Entries with figure data
● ● ● ● ● ● ●

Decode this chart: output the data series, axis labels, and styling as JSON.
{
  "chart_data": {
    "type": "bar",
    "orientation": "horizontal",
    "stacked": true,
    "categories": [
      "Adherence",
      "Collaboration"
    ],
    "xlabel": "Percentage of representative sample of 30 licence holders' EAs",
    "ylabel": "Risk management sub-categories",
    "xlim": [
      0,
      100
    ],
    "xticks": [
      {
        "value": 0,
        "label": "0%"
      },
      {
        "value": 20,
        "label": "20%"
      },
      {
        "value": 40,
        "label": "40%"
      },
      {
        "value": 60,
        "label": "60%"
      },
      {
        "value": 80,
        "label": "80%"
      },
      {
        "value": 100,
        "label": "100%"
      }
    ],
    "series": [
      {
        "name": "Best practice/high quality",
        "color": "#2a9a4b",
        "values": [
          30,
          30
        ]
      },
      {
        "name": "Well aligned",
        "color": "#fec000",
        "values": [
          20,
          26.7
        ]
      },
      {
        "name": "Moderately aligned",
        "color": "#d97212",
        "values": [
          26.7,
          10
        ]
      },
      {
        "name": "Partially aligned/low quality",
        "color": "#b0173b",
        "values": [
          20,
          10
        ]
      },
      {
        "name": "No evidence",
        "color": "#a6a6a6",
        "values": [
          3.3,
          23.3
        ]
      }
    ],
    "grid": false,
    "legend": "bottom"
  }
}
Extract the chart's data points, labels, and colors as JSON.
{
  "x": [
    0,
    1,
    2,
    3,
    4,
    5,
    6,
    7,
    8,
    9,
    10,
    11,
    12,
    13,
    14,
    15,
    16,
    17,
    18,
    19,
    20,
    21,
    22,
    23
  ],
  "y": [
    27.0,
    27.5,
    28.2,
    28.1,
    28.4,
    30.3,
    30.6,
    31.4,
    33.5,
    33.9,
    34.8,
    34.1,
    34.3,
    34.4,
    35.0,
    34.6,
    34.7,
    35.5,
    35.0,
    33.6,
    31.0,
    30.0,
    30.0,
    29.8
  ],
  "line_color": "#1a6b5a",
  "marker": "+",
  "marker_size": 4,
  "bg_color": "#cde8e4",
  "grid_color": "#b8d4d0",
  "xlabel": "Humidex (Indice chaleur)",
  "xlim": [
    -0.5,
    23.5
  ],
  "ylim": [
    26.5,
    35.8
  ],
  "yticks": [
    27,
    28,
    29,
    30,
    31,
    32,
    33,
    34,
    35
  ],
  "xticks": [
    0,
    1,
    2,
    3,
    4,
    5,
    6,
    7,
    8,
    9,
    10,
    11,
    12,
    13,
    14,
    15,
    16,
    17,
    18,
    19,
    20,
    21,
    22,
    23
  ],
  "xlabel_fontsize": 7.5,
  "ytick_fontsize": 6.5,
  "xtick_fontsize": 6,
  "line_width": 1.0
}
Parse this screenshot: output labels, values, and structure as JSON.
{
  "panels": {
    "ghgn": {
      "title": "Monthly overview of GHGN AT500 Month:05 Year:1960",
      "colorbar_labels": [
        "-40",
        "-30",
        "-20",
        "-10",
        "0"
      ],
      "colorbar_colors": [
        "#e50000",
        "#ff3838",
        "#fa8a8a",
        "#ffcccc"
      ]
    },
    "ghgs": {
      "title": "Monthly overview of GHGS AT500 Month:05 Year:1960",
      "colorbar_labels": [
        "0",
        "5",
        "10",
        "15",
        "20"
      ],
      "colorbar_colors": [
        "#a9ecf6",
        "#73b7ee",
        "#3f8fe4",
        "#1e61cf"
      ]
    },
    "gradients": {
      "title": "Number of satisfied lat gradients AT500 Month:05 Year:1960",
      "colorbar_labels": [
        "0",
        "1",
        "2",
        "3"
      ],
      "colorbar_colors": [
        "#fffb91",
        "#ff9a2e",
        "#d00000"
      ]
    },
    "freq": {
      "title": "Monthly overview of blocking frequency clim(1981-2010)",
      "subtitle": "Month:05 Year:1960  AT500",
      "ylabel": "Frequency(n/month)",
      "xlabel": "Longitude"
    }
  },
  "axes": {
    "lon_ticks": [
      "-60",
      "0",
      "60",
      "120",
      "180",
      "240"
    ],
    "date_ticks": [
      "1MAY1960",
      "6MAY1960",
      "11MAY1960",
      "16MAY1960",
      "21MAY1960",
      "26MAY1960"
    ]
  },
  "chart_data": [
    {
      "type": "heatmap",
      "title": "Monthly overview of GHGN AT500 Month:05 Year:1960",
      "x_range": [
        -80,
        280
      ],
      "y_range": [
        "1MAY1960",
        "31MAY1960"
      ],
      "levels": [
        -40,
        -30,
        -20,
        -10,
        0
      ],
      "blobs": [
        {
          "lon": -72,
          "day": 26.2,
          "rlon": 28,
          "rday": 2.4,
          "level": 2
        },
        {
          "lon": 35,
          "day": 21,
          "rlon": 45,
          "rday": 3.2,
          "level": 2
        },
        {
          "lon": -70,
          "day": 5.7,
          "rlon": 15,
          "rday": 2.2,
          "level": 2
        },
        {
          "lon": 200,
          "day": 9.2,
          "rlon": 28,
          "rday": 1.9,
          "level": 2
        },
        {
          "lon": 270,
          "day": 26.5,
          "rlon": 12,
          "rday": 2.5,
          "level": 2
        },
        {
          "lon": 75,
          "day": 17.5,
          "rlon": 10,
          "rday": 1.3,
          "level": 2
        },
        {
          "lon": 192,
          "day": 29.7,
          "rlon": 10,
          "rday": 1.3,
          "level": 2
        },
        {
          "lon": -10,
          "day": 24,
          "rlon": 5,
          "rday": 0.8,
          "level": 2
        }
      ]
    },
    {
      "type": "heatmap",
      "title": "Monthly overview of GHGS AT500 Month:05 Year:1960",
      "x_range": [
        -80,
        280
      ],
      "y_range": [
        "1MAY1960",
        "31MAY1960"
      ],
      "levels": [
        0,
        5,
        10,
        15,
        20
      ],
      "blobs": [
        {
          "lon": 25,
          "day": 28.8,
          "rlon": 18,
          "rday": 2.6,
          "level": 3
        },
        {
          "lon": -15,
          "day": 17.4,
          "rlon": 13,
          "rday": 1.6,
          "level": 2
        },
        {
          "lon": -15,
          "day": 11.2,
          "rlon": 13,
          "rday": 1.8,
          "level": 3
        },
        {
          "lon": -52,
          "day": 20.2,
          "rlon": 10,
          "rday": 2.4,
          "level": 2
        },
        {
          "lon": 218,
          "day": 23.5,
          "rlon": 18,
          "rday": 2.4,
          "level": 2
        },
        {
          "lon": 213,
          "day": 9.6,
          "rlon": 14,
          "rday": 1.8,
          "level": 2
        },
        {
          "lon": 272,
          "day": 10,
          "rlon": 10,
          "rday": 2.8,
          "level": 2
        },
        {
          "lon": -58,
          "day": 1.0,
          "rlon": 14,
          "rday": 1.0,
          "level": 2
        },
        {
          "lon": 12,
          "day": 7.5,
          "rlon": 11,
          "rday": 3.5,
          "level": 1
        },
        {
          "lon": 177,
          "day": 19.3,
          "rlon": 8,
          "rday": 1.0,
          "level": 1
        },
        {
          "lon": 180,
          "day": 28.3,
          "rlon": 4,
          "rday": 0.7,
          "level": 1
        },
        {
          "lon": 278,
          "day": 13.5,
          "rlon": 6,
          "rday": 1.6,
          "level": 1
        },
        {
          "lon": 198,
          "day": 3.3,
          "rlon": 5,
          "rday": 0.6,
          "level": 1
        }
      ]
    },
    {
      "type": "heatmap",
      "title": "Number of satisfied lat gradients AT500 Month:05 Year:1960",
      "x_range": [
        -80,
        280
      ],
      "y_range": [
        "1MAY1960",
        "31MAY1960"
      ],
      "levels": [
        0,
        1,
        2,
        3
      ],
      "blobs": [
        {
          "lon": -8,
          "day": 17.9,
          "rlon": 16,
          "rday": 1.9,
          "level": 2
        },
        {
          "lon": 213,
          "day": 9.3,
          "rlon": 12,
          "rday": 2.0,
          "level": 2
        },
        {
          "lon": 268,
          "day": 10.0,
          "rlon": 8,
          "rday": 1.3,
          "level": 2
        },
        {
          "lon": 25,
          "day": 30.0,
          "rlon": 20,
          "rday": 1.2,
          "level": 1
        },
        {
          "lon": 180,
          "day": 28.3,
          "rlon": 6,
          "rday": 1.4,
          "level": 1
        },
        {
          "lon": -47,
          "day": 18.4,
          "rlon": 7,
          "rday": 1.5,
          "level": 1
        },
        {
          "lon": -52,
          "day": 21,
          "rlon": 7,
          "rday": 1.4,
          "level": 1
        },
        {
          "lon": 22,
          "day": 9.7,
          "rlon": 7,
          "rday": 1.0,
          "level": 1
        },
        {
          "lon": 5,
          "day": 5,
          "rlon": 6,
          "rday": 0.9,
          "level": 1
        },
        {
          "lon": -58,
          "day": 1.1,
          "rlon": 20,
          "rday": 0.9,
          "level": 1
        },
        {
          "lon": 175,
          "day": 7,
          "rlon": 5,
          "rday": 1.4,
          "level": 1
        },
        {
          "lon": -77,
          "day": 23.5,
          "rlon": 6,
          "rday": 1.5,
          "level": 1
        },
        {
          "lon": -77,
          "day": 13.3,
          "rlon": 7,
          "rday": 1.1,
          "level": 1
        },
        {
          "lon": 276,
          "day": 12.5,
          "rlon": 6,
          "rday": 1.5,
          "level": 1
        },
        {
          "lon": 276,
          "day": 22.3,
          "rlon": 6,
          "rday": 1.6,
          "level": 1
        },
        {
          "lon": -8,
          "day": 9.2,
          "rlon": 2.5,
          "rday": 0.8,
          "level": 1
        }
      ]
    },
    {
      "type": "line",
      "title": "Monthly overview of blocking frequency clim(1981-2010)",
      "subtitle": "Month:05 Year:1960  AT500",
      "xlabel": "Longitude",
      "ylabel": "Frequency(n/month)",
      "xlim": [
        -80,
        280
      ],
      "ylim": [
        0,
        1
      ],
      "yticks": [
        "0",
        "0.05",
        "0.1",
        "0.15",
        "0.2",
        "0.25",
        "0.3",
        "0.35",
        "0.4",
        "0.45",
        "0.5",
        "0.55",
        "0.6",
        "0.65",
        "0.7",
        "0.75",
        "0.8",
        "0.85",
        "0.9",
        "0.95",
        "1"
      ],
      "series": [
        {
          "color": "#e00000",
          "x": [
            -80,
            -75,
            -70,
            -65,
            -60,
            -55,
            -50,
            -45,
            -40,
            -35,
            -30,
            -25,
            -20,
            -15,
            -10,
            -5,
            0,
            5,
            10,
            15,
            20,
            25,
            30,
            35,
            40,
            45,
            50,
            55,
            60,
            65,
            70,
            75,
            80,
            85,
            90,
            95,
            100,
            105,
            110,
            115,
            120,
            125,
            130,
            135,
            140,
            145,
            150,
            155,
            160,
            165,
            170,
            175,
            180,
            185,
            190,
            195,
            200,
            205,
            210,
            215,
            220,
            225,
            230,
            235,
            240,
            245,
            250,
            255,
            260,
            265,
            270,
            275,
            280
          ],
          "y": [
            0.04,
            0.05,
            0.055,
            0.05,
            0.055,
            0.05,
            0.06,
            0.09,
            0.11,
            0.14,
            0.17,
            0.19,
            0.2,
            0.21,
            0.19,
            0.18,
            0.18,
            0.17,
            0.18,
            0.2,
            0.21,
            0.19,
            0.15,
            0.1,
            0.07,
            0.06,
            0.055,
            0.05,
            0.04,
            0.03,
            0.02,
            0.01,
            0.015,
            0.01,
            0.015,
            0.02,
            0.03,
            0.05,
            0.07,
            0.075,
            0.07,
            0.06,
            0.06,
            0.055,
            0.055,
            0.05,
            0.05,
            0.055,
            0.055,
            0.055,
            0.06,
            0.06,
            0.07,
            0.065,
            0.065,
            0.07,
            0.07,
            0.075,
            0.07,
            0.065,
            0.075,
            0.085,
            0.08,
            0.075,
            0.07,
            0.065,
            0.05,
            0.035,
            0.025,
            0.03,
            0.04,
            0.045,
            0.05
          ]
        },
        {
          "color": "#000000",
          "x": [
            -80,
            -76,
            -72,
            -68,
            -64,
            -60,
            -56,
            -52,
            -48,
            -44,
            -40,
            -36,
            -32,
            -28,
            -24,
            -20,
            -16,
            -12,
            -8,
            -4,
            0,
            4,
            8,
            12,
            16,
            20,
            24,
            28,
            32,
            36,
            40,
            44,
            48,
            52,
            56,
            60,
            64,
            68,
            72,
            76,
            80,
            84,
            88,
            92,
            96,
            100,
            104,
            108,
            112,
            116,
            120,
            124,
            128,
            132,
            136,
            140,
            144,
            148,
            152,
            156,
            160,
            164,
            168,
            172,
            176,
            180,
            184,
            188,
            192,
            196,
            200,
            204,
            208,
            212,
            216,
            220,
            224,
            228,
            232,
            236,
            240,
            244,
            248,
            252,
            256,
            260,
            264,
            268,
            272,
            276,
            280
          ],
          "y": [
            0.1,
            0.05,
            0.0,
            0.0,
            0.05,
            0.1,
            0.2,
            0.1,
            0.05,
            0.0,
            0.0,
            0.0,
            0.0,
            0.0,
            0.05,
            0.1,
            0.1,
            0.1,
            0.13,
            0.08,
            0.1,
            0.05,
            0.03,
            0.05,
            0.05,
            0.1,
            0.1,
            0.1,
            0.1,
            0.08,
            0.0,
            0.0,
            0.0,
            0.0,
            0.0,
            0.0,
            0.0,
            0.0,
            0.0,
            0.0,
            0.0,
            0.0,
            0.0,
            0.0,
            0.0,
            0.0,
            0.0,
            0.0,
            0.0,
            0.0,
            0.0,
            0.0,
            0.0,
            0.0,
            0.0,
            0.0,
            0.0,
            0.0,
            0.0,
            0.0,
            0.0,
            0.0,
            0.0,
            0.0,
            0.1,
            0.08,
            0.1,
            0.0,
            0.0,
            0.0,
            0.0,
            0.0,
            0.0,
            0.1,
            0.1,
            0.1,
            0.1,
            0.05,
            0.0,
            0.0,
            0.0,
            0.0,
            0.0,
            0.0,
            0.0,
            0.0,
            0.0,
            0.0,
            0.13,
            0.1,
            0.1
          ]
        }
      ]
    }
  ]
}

● ● ● ● ● ● ●

Exactly how many lines of the listing above contain the string "name"? Give no more than the number.

FULL RESPONSE: 5